Transcribe every entry word for word, but skip the images.

* **Dataset entries**:
>> START

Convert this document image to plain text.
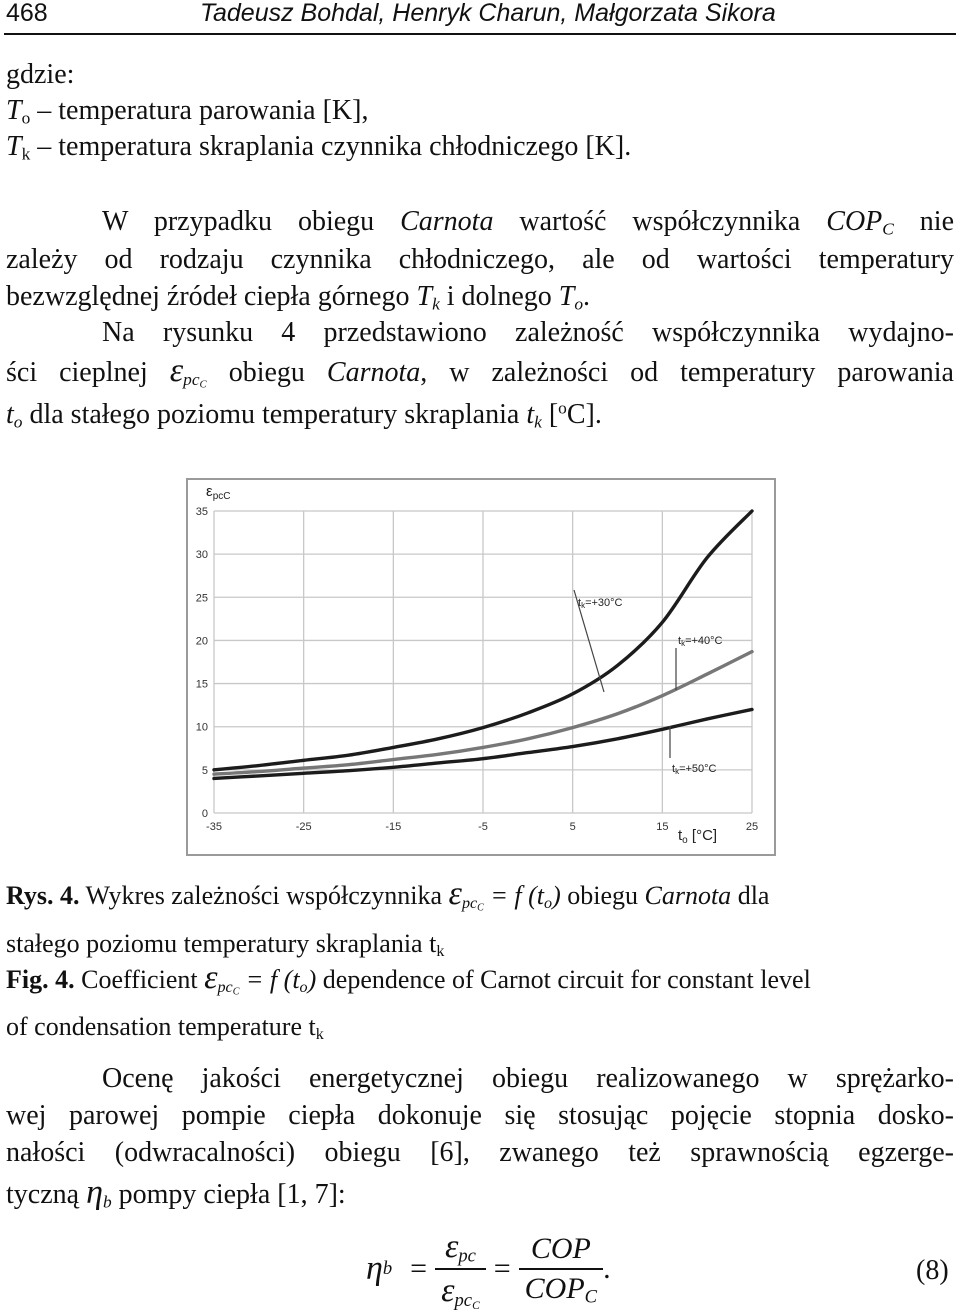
468	Tadeusz Bohdal, Henryk Charun, Małgorzata Sikora
gdzie:
$T_o$ – temperatura parowania [K],
$T_k$ – temperatura skraplania czynnika chłodniczego [K].
W przypadku obiegu Carnota wartość współczynnika $COP_C$ nie
zależy od rodzaju czynnika chłodniczego, ale od wartości temperatury
bezwzględnej źródeł ciepła górnego $T_k$ i dolnego $T_o$.
Na rysunku 4 przedstawiono zależność współczynnika wydajno-
ści cieplnej $\varepsilon_{pc_C}$ obiegu Carnota, w zależności od temperatury parowania
$t_o$ dla stałego poziomu temperatury skraplania $t_k$ [$^o$C].
0
5
10
15
20
25
30
35
-35	-25	-15	-5	5	15	25
tk=+30°C
tk=+40°C
tk=+50°C
$\varepsilon_{pcC}$
$t_o$ [°C]
Rys. 4. Wykres zależności współczynnika $\varepsilon_{pc_C} = f$ $(t_o)$ obiegu Carnota dla
stałego poziomu temperatury skraplania $t_k$
Fig. 4. Coefficient $\varepsilon_{pc_C} = f$ $(t_o)$ dependence of Carnot circuit for constant level
of condensation temperature $t_k$
Ocenę jakości energetycznej obiegu realizowanego w sprężarko-
wej parowej pompie ciepła dokonuje się stosując pojęcie stopnia dosko-
nałości (odwracalności) obiegu [6], zwanego też sprawnością egzerge-
tyczną $\eta_b$ pompy ciepła [1, 7]:
η $b = \frac{\varepsilon_{pc}}{\varepsilon_{pc_C}} = \frac{\text{COP}}{COP_C}$ .	(8)
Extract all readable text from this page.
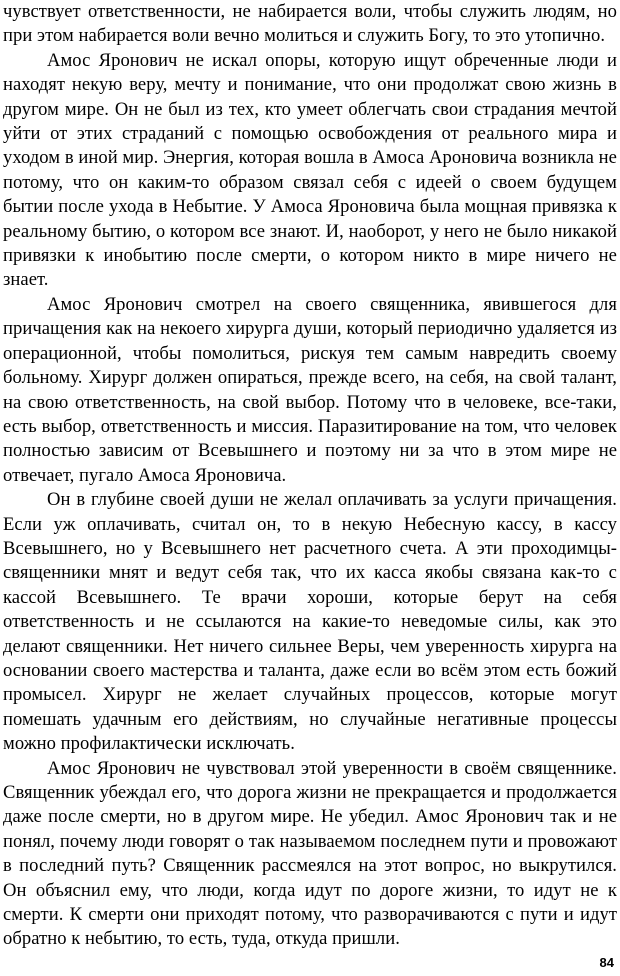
чувствует ответственности, не набирается воли, чтобы служить людям, но при этом набирается воли вечно молиться и служить Богу, то это утопично.

Амос Яронович не искал опоры, которую ищут обреченные люди и находят некую веру, мечту и понимание, что они продолжат свою жизнь в другом мире. Он не был из тех, кто умеет облегчать свои страдания мечтой уйти от этих страданий с помощью освобождения от реального мира и уходом в иной мир. Энергия, которая вошла в Амоса Ароновича возникла не потому, что он каким-то образом связал себя с идеей о своем будущем бытии после ухода в Небытие. У Амоса Яроновича была мощная привязка к реальному бытию, о котором все знают. И, наоборот, у него не было никакой привязки к инобытию после смерти, о котором никто в мире ничего не знает.

Амос Яронович смотрел на своего священника, явившегося для причащения как на некоего хирурга души, который периодично удаляется из операционной, чтобы помолиться, рискуя тем самым навредить своему больному. Хирург должен опираться, прежде всего, на себя, на свой талант, на свою ответственность, на свой выбор. Потому что в человеке, все-таки, есть выбор, ответственность и миссия. Паразитирование на том, что человек полностью зависим от Всевышнего и поэтому ни за что в этом мире не отвечает, пугало Амоса Яроновича.

Он в глубине своей души не желал оплачивать за услуги причащения. Если уж оплачивать, считал он, то в некую Небесную кассу, в кассу Всевышнего, но у Всевышнего нет расчетного счета. А эти проходимцы-священники мнят и ведут себя так, что их касса якобы связана как-то с кассой Всевышнего. Те врачи хороши, которые берут на себя ответственность и не ссылаются на какие-то неведомые силы, как это делают священники. Нет ничего сильнее Веры, чем уверенность хирурга на основании своего мастерства и таланта, даже если во всём этом есть божий промысел. Хирург не желает случайных процессов, которые могут помешать удачным его действиям, но случайные негативные процессы можно профилактически исключать.

Амос Яронович не чувствовал этой уверенности в своём священнике. Священник убеждал его, что дорога жизни не прекращается и продолжается даже после смерти, но в другом мире. Не убедил. Амос Яронович так и не понял, почему люди говорят о так называемом последнем пути и провожают в последний путь? Священник рассмеялся на этот вопрос, но выкрутился. Он объяснил ему, что люди, когда идут по дороге жизни, то идут не к смерти. К смерти они приходят потому, что разворачиваются с пути и идут обратно к небытию, то есть, туда, откуда пришли.

84
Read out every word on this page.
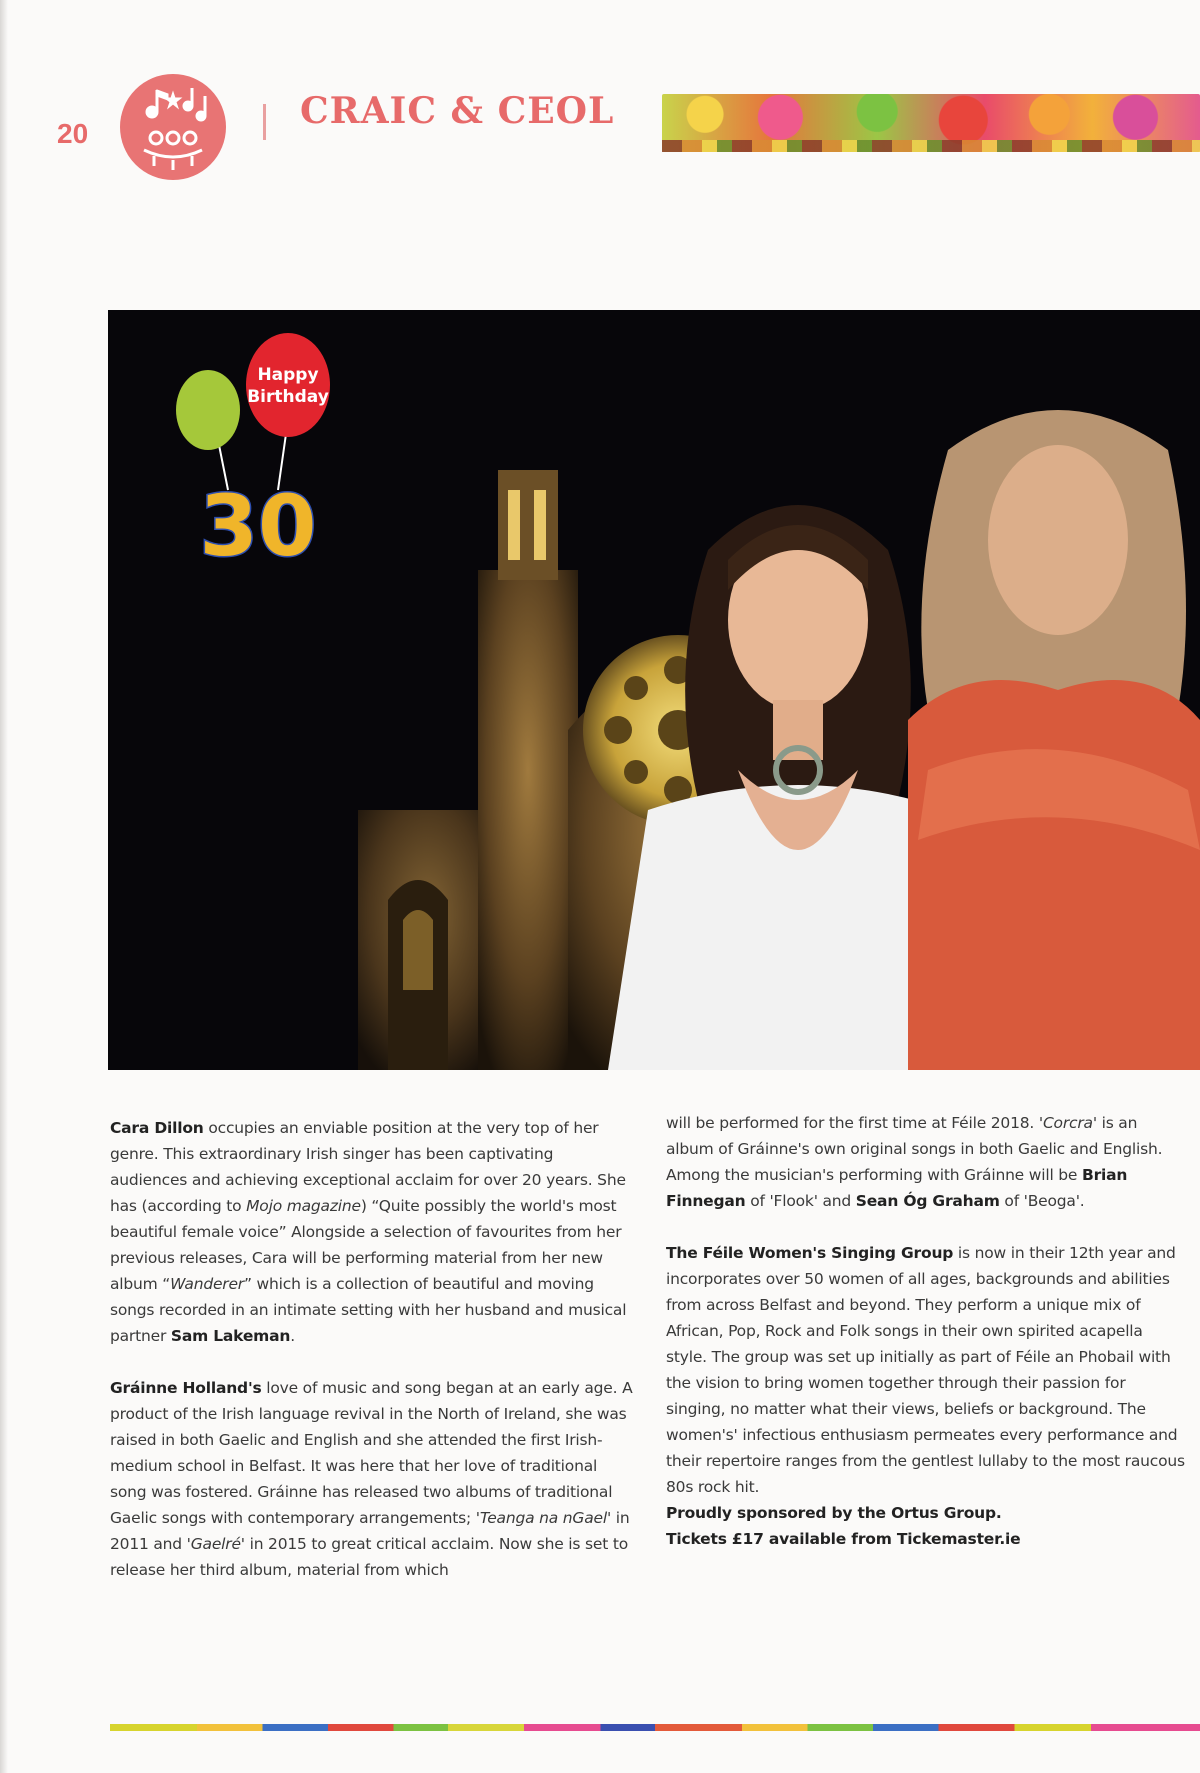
20
CRAIC & CEOL
Happy
Birthday
30

Cara Dillon occupies an enviable position at the very top of her genre. This extraordinary Irish singer has been captivating audiences and achieving exceptional acclaim for over 20 years. She has (according to Mojo magazine) “Quite possibly the world's most beautiful female voice” Alongside a selection of favourites from her previous releases, Cara will be performing material from her new album “Wanderer” which is a collection of beautiful and moving songs recorded in an intimate setting with her husband and musical partner Sam Lakeman.

Gráinne Holland's love of music and song began at an early age. A product of the Irish language revival in the North of Ireland, she was raised in both Gaelic and English and she attended the first Irish-medium school in Belfast. It was here that her love of traditional song was fostered. Gráinne has released two albums of traditional Gaelic songs with contemporary arrangements; 'Teanga na nGael' in 2011 and 'Gaelré' in 2015 to great critical acclaim. Now she is set to release her third album, material from which

will be performed for the first time at Féile 2018. 'Corcra' is an album of Gráinne's own original songs in both Gaelic and English. Among the musician's performing with Gráinne will be Brian Finnegan of 'Flook' and Sean Óg Graham of 'Beoga'.

The Féile Women's Singing Group is now in their 12th year and incorporates over 50 women of all ages, backgrounds and abilities from across Belfast and beyond. They perform a unique mix of African, Pop, Rock and Folk songs in their own spirited acapella style. The group was set up initially as part of Féile an Phobail with the vision to bring women together through their passion for singing, no matter what their views, beliefs or background. The women's' infectious enthusiasm permeates every performance and their repertoire ranges from the gentlest lullaby to the most raucous 80s rock hit.

Proudly sponsored by the Ortus Group.

Tickets £17 available from Tickemaster.ie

>> END

* **Exercise result**:
Convert this document image to plain text.
468	Tadeusz Bohdal, Henryk Charun, Małgorzata Sikora
gdzie:
$T_o$ – temperatura parowania [K],
$T_k$ – temperatura skraplania czynnika chłodniczego [K].
W przypadku obiegu Carnota wartość współczynnika $COP_C$ nie
zależy od rodzaju czynnika chłodniczego, ale od wartości temperatury
bezwzględnej źródeł ciepła górnego $T_k$ i dolnego $T_o$.
Na rysunku 4 przedstawiono zależność współczynnika wydajno-
ści cieplnej $\varepsilon_{pc_C}$ obiegu Carnota, w zależności od temperatury parowania
$t_o$ dla stałego poziomu temperatury skraplania $t_k$ [$^o$C].
0
5
10
15
20
25
30
35
-35	-25	-15	-5	5	15	25
tk=+30°C
tk=+40°C
tk=+50°C
$\varepsilon_{pcC}$
$t_o$ [°C]
Rys. 4. Wykres zależności współczynnika $\varepsilon_{pc_C} = f$ $(t_o)$ obiegu Carnota dla
stałego poziomu temperatury skraplania $t_k$
Fig. 4. Coefficient $\varepsilon_{pc_C} = f$ $(t_o)$ dependence of Carnot circuit for constant level
of condensation temperature $t_k$
Ocenę jakości energetycznej obiegu realizowanego w sprężarko-
wej parowej pompie ciepła dokonuje się stosując pojęcie stopnia dosko-
nałości (odwracalności) obiegu [6], zwanego też sprawnością egzerge-
tyczną $\eta_b$ pompy ciepła [1, 7]:
η $b = \frac{\varepsilon_{pc}}{\varepsilon_{pc_C}} = \frac{\text{COP}}{COP_C}$ .	(8)
Extract all readable text from this page.
чувствует ответственности, не набирается воли, чтобы служить людям, но при этом набирается воли вечно молиться и служить Богу, то это утопично.

Амос Яронович не искал опоры, которую ищут обреченные люди и находят некую веру, мечту и понимание, что они продолжат свою жизнь в другом мире. Он не был из тех, кто умеет облегчать свои страдания мечтой уйти от этих страданий с помощью освобождения от реального мира и уходом в иной мир. Энергия, которая вошла в Амоса Ароновича возникла не потому, что он каким-то образом связал себя с идеей о своем будущем бытии после ухода в Небытие. У Амоса Яроновича была мощная привязка к реальному бытию, о котором все знают. И, наоборот, у него не было никакой привязки к инобытию после смерти, о котором никто в мире ничего не знает.

Амос Яронович смотрел на своего священника, явившегося для причащения как на некоего хирурга души, который периодично удаляется из операционной, чтобы помолиться, рискуя тем самым навредить своему больному. Хирург должен опираться, прежде всего, на себя, на свой талант, на свою ответственность, на свой выбор. Потому что в человеке, все-таки, есть выбор, ответственность и миссия. Паразитирование на том, что человек полностью зависим от Всевышнего и поэтому ни за что в этом мире не отвечает, пугало Амоса Яроновича.

Он в глубине своей души не желал оплачивать за услуги причащения. Если уж оплачивать, считал он, то в некую Небесную кассу, в кассу Всевышнего, но у Всевышнего нет расчетного счета. А эти проходимцы-священники мнят и ведут себя так, что их касса якобы связана как-то с кассой Всевышнего. Те врачи хороши, которые берут на себя ответственность и не ссылаются на какие-то неведомые силы, как это делают священники. Нет ничего сильнее Веры, чем уверенность хирурга на основании своего мастерства и таланта, даже если во всём этом есть божий промысел. Хирург не желает случайных процессов, которые могут помешать удачным его действиям, но случайные негативные процессы можно профилактически исключать.

Амос Яронович не чувствовал этой уверенности в своём священнике. Священник убеждал его, что дорога жизни не прекращается и продолжается даже после смерти, но в другом мире. Не убедил. Амос Яронович так и не понял, почему люди говорят о так называемом последнем пути и провожают в последний путь? Священник рассмеялся на этот вопрос, но выкрутился. Он объяснил ему, что люди, когда идут по дороге жизни, то идут не к смерти. К смерти они приходят потому, что разворачиваются с пути и идут обратно к небытию, то есть, туда, откуда пришли.

84
Read out every word on this page.
20
CRAIC & CEOL
Happy
Birthday
30

Cara Dillon occupies an enviable position at the very top of her genre. This extraordinary Irish singer has been captivating audiences and achieving exceptional acclaim for over 20 years. She has (according to Mojo magazine) “Quite possibly the world's most beautiful female voice” Alongside a selection of favourites from her previous releases, Cara will be performing material from her new album “Wanderer” which is a collection of beautiful and moving songs recorded in an intimate setting with her husband and musical partner Sam Lakeman.

Gráinne Holland's love of music and song began at an early age. A product of the Irish language revival in the North of Ireland, she was raised in both Gaelic and English and she attended the first Irish-medium school in Belfast. It was here that her love of traditional song was fostered. Gráinne has released two albums of traditional Gaelic songs with contemporary arrangements; 'Teanga na nGael' in 2011 and 'Gaelré' in 2015 to great critical acclaim. Now she is set to release her third album, material from which

will be performed for the first time at Féile 2018. 'Corcra' is an album of Gráinne's own original songs in both Gaelic and English. Among the musician's performing with Gráinne will be Brian Finnegan of 'Flook' and Sean Óg Graham of 'Beoga'.

The Féile Women's Singing Group is now in their 12th year and incorporates over 50 women of all ages, backgrounds and abilities from across Belfast and beyond. They perform a unique mix of African, Pop, Rock and Folk songs in their own spirited acapella style. The group was set up initially as part of Féile an Phobail with the vision to bring women together through their passion for singing, no matter what their views, beliefs or background. The women's' infectious enthusiasm permeates every performance and their repertoire ranges from the gentlest lullaby to the most raucous 80s rock hit.

Proudly sponsored by the Ortus Group.

Tickets £17 available from Tickemaster.ie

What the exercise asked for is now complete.